**THE PROBLEM**. Write out every line of the material as it stands, apart from the pictures.

* begin INPUT FOR THIS TASK *

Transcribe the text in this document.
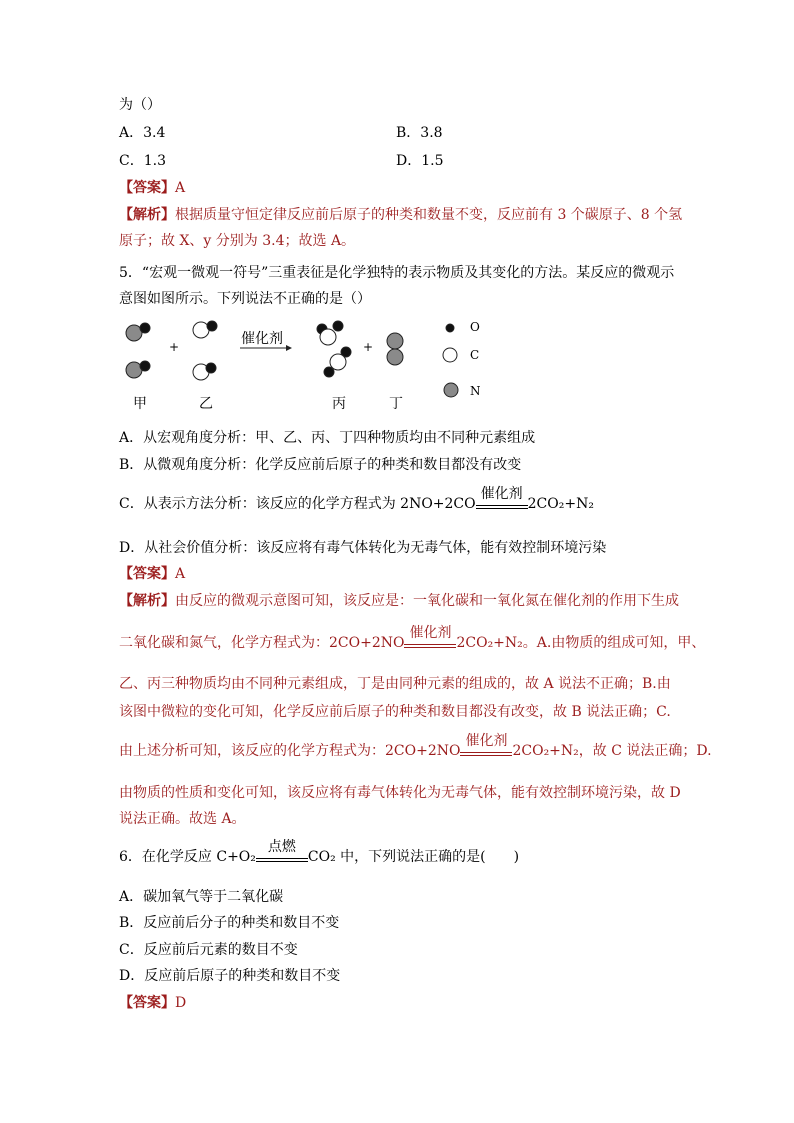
为（）
A．3.4	B．3.8
C．1.3	D．1.5
【答案】A
【解析】根据质量守恒定律反应前后原子的种类和数量不变，反应前有 3 个碳原子、8 个氢
原子；故 X、y 分别为 3.4；故选 A。
5．“宏观一微观一符号”三重表征是化学独特的表示物质及其变化的方法。某反应的微观示
意图如图所示。下列说法不正确的是（）
催化剂
+	+
甲	乙	丙	丁
O
C
N
A．从宏观角度分析：甲、乙、丙、丁四种物质均由不同种元素组成
B．从微观角度分析：化学反应前后原子的种类和数目都没有改变
C．从表示方法分析：该反应的化学方程式为 2NO+2CO
催化剂
2CO₂+N₂
D．从社会价值分析：该反应将有毒气体转化为无毒气体，能有效控制环境污染
【答案】A
【解析】由反应的微观示意图可知，该反应是：一氧化碳和一氧化氮在催化剂的作用下生成
二氧化碳和氮气，化学方程式为：2CO+2NO
催化剂
2CO₂+N₂。A.由物质的组成可知，甲、
乙、丙三种物质均由不同种元素组成，丁是由同种元素的组成的，故 A 说法不正确；B.由
该图中微粒的变化可知，化学反应前后原子的种类和数目都没有改变，故 B 说法正确；C.
由上述分析可知，该反应的化学方程式为：2CO+2NO
催化剂
2CO₂+N₂，故 C 说法正确；D.
由物质的性质和变化可知，该反应将有毒气体转化为无毒气体，能有效控制环境污染，故 D
说法正确。故选 A。
6．在化学反应 C+O₂
点燃
CO₂ 中，下列说法正确的是(　　)
A．碳加氧气等于二氧化碳
B．反应前后分子的种类和数目不变
C．反应前后元素的数目不变
D．反应前后原子的种类和数目不变
【答案】D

* end INPUT FOR THIS TASK *

**SOLUTION TO THE PROBLEM**.
Transcribe the text in this document.
为（）
A．3.4	B．3.8
C．1.3	D．1.5
【答案】A
【解析】根据质量守恒定律反应前后原子的种类和数量不变，反应前有 3 个碳原子、8 个氢
原子；故 X、y 分别为 3.4；故选 A。
5．“宏观一微观一符号”三重表征是化学独特的表示物质及其变化的方法。某反应的微观示
意图如图所示。下列说法不正确的是（）
催化剂
+	+
甲	乙	丙	丁
O
C
N
A．从宏观角度分析：甲、乙、丙、丁四种物质均由不同种元素组成
B．从微观角度分析：化学反应前后原子的种类和数目都没有改变
C．从表示方法分析：该反应的化学方程式为 2NO+2CO
催化剂
2CO₂+N₂
D．从社会价值分析：该反应将有毒气体转化为无毒气体，能有效控制环境污染
【答案】A
【解析】由反应的微观示意图可知，该反应是：一氧化碳和一氧化氮在催化剂的作用下生成
二氧化碳和氮气，化学方程式为：2CO+2NO
催化剂
2CO₂+N₂。A.由物质的组成可知，甲、
乙、丙三种物质均由不同种元素组成，丁是由同种元素的组成的，故 A 说法不正确；B.由
该图中微粒的变化可知，化学反应前后原子的种类和数目都没有改变，故 B 说法正确；C.
由上述分析可知，该反应的化学方程式为：2CO+2NO
催化剂
2CO₂+N₂，故 C 说法正确；D.
由物质的性质和变化可知，该反应将有毒气体转化为无毒气体，能有效控制环境污染，故 D
说法正确。故选 A。
6．在化学反应 C+O₂
点燃
CO₂ 中，下列说法正确的是(　　)
A．碳加氧气等于二氧化碳
B．反应前后分子的种类和数目不变
C．反应前后元素的数目不变
D．反应前后原子的种类和数目不变
【答案】D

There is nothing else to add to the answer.